[Start Data for processing]
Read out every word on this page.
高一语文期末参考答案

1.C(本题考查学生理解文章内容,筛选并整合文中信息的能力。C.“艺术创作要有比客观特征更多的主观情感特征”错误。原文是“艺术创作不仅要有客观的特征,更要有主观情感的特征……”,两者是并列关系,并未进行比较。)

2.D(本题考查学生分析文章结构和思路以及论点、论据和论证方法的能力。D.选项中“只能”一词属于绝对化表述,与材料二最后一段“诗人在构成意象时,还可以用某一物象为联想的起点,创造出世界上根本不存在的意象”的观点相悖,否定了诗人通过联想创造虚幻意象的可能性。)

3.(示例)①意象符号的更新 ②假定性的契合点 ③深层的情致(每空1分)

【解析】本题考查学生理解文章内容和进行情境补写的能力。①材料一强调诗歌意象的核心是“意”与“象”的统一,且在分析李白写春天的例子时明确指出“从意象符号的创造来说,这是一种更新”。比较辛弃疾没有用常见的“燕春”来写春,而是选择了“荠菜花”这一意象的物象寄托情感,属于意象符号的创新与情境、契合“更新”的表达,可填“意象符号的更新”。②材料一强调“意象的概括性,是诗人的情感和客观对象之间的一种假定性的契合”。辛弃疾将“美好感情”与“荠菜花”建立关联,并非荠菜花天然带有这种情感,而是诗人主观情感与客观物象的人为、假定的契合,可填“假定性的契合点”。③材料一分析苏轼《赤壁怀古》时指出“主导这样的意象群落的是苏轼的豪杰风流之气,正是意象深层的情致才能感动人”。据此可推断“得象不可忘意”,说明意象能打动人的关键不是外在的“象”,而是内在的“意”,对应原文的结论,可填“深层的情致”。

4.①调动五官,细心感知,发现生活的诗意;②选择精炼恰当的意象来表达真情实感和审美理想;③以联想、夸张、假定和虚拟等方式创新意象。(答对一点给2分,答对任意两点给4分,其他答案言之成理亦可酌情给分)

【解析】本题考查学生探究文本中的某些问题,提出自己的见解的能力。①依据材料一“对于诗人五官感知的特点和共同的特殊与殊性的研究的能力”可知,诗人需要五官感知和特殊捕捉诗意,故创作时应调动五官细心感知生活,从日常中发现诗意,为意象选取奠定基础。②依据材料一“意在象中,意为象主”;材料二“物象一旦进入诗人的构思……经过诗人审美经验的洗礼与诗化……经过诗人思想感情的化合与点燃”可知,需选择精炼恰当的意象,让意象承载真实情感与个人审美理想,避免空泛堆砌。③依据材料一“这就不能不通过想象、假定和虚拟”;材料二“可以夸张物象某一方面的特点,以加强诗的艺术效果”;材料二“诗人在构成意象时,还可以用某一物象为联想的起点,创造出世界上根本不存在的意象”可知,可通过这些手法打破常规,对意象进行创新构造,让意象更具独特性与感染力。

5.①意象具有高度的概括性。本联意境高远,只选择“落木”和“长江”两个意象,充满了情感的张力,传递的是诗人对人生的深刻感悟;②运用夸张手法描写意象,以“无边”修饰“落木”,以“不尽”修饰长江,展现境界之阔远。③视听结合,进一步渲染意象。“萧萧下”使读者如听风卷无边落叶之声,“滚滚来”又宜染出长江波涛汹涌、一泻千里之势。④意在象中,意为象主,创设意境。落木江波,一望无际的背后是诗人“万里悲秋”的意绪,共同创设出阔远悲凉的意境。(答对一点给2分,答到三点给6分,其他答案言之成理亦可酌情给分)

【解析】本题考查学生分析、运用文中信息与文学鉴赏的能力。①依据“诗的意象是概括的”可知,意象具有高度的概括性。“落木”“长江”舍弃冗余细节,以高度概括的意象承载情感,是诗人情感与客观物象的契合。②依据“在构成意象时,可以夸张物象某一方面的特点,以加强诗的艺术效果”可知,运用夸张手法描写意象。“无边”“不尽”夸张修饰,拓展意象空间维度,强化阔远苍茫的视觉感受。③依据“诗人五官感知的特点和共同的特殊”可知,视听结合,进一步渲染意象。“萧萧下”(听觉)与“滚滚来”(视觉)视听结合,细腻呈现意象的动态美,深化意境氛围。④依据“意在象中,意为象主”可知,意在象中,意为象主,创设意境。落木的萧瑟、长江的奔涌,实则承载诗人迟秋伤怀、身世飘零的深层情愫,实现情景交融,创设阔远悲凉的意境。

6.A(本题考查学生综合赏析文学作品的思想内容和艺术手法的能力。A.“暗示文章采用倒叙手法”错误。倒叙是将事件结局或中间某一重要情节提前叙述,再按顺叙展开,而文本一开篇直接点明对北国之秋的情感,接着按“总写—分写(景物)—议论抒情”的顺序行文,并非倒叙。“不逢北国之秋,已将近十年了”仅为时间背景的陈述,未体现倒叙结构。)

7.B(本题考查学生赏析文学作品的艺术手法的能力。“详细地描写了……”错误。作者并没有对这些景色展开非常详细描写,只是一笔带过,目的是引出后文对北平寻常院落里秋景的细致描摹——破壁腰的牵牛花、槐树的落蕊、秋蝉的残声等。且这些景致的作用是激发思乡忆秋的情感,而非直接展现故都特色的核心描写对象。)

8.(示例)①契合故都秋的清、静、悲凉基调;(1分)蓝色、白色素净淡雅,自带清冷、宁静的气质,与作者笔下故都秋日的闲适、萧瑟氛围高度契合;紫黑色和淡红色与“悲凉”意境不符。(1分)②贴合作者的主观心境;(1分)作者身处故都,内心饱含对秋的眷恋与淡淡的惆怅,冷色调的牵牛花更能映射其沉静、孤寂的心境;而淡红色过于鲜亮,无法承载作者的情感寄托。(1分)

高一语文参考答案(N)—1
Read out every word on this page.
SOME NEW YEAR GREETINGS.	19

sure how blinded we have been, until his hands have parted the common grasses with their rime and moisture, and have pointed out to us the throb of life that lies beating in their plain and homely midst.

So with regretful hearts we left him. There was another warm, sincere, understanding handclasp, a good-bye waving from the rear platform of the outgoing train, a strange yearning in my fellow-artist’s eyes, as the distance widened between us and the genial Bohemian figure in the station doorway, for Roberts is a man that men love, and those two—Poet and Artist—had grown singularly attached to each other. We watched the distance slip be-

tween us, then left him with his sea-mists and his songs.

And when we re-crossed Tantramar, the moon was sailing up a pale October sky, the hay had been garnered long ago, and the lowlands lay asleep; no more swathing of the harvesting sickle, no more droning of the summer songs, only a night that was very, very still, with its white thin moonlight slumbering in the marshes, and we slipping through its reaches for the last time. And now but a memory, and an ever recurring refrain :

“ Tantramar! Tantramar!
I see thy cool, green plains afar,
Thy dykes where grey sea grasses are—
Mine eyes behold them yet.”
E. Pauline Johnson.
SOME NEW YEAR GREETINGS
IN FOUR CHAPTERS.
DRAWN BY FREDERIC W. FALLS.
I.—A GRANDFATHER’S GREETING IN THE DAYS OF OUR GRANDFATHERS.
[End Data for processing]
● Work to be completed
Copy each line of the data above without altering a single character.

● Output for this task
Read out every word on this page.
高一语文期末参考答案

1.C(本题考查学生理解文章内容,筛选并整合文中信息的能力。C.“艺术创作要有比客观特征更多的主观情感特征”错误。原文是“艺术创作不仅要有客观的特征,更要有主观情感的特征……”,两者是并列关系,并未进行比较。)

2.D(本题考查学生分析文章结构和思路以及论点、论据和论证方法的能力。D.选项中“只能”一词属于绝对化表述,与材料二最后一段“诗人在构成意象时,还可以用某一物象为联想的起点,创造出世界上根本不存在的意象”的观点相悖,否定了诗人通过联想创造虚幻意象的可能性。)

3.(示例)①意象符号的更新 ②假定性的契合点 ③深层的情致(每空1分)

【解析】本题考查学生理解文章内容和进行情境补写的能力。①材料一强调诗歌意象的核心是“意”与“象”的统一,且在分析李白写春天的例子时明确指出“从意象符号的创造来说,这是一种更新”。比较辛弃疾没有用常见的“燕春”来写春,而是选择了“荠菜花”这一意象的物象寄托情感,属于意象符号的创新与情境、契合“更新”的表达,可填“意象符号的更新”。②材料一强调“意象的概括性,是诗人的情感和客观对象之间的一种假定性的契合”。辛弃疾将“美好感情”与“荠菜花”建立关联,并非荠菜花天然带有这种情感,而是诗人主观情感与客观物象的人为、假定的契合,可填“假定性的契合点”。③材料一分析苏轼《赤壁怀古》时指出“主导这样的意象群落的是苏轼的豪杰风流之气,正是意象深层的情致才能感动人”。据此可推断“得象不可忘意”,说明意象能打动人的关键不是外在的“象”,而是内在的“意”,对应原文的结论,可填“深层的情致”。

4.①调动五官,细心感知,发现生活的诗意;②选择精炼恰当的意象来表达真情实感和审美理想;③以联想、夸张、假定和虚拟等方式创新意象。(答对一点给2分,答对任意两点给4分,其他答案言之成理亦可酌情给分)

【解析】本题考查学生探究文本中的某些问题,提出自己的见解的能力。①依据材料一“对于诗人五官感知的特点和共同的特殊与殊性的研究的能力”可知,诗人需要五官感知和特殊捕捉诗意,故创作时应调动五官细心感知生活,从日常中发现诗意,为意象选取奠定基础。②依据材料一“意在象中,意为象主”;材料二“物象一旦进入诗人的构思……经过诗人审美经验的洗礼与诗化……经过诗人思想感情的化合与点燃”可知,需选择精炼恰当的意象,让意象承载真实情感与个人审美理想,避免空泛堆砌。③依据材料一“这就不能不通过想象、假定和虚拟”;材料二“可以夸张物象某一方面的特点,以加强诗的艺术效果”;材料二“诗人在构成意象时,还可以用某一物象为联想的起点,创造出世界上根本不存在的意象”可知,可通过这些手法打破常规,对意象进行创新构造,让意象更具独特性与感染力。

5.①意象具有高度的概括性。本联意境高远,只选择“落木”和“长江”两个意象,充满了情感的张力,传递的是诗人对人生的深刻感悟;②运用夸张手法描写意象,以“无边”修饰“落木”,以“不尽”修饰长江,展现境界之阔远。③视听结合,进一步渲染意象。“萧萧下”使读者如听风卷无边落叶之声,“滚滚来”又宜染出长江波涛汹涌、一泻千里之势。④意在象中,意为象主,创设意境。落木江波,一望无际的背后是诗人“万里悲秋”的意绪,共同创设出阔远悲凉的意境。(答对一点给2分,答到三点给6分,其他答案言之成理亦可酌情给分)

【解析】本题考查学生分析、运用文中信息与文学鉴赏的能力。①依据“诗的意象是概括的”可知,意象具有高度的概括性。“落木”“长江”舍弃冗余细节,以高度概括的意象承载情感,是诗人情感与客观物象的契合。②依据“在构成意象时,可以夸张物象某一方面的特点,以加强诗的艺术效果”可知,运用夸张手法描写意象。“无边”“不尽”夸张修饰,拓展意象空间维度,强化阔远苍茫的视觉感受。③依据“诗人五官感知的特点和共同的特殊”可知,视听结合,进一步渲染意象。“萧萧下”(听觉)与“滚滚来”(视觉)视听结合,细腻呈现意象的动态美,深化意境氛围。④依据“意在象中,意为象主”可知,意在象中,意为象主,创设意境。落木的萧瑟、长江的奔涌,实则承载诗人迟秋伤怀、身世飘零的深层情愫,实现情景交融,创设阔远悲凉的意境。

6.A(本题考查学生综合赏析文学作品的思想内容和艺术手法的能力。A.“暗示文章采用倒叙手法”错误。倒叙是将事件结局或中间某一重要情节提前叙述,再按顺叙展开,而文本一开篇直接点明对北国之秋的情感,接着按“总写—分写(景物)—议论抒情”的顺序行文,并非倒叙。“不逢北国之秋,已将近十年了”仅为时间背景的陈述,未体现倒叙结构。)

7.B(本题考查学生赏析文学作品的艺术手法的能力。“详细地描写了……”错误。作者并没有对这些景色展开非常详细描写,只是一笔带过,目的是引出后文对北平寻常院落里秋景的细致描摹——破壁腰的牵牛花、槐树的落蕊、秋蝉的残声等。且这些景致的作用是激发思乡忆秋的情感,而非直接展现故都特色的核心描写对象。)

8.(示例)①契合故都秋的清、静、悲凉基调;(1分)蓝色、白色素净淡雅,自带清冷、宁静的气质,与作者笔下故都秋日的闲适、萧瑟氛围高度契合;紫黑色和淡红色与“悲凉”意境不符。(1分)②贴合作者的主观心境;(1分)作者身处故都,内心饱含对秋的眷恋与淡淡的惆怅,冷色调的牵牛花更能映射其沉静、孤寂的心境;而淡红色过于鲜亮,无法承载作者的情感寄托。(1分)

高一语文参考答案(N)—1
Read out every word on this page.
SOME NEW YEAR GREETINGS.	19

sure how blinded we have been, until his hands have parted the common grasses with their rime and moisture, and have pointed out to us the throb of life that lies beating in their plain and homely midst.

So with regretful hearts we left him. There was another warm, sincere, understanding handclasp, a good-bye waving from the rear platform of the outgoing train, a strange yearning in my fellow-artist’s eyes, as the distance widened between us and the genial Bohemian figure in the station doorway, for Roberts is a man that men love, and those two—Poet and Artist—had grown singularly attached to each other. We watched the distance slip be-

tween us, then left him with his sea-mists and his songs.

And when we re-crossed Tantramar, the moon was sailing up a pale October sky, the hay had been garnered long ago, and the lowlands lay asleep; no more swathing of the harvesting sickle, no more droning of the summer songs, only a night that was very, very still, with its white thin moonlight slumbering in the marshes, and we slipping through its reaches for the last time. And now but a memory, and an ever recurring refrain :

“ Tantramar! Tantramar!
I see thy cool, green plains afar,
Thy dykes where grey sea grasses are—
Mine eyes behold them yet.”
E. Pauline Johnson.
SOME NEW YEAR GREETINGS
IN FOUR CHAPTERS.
DRAWN BY FREDERIC W. FALLS.
I.—A GRANDFATHER’S GREETING IN THE DAYS OF OUR GRANDFATHERS.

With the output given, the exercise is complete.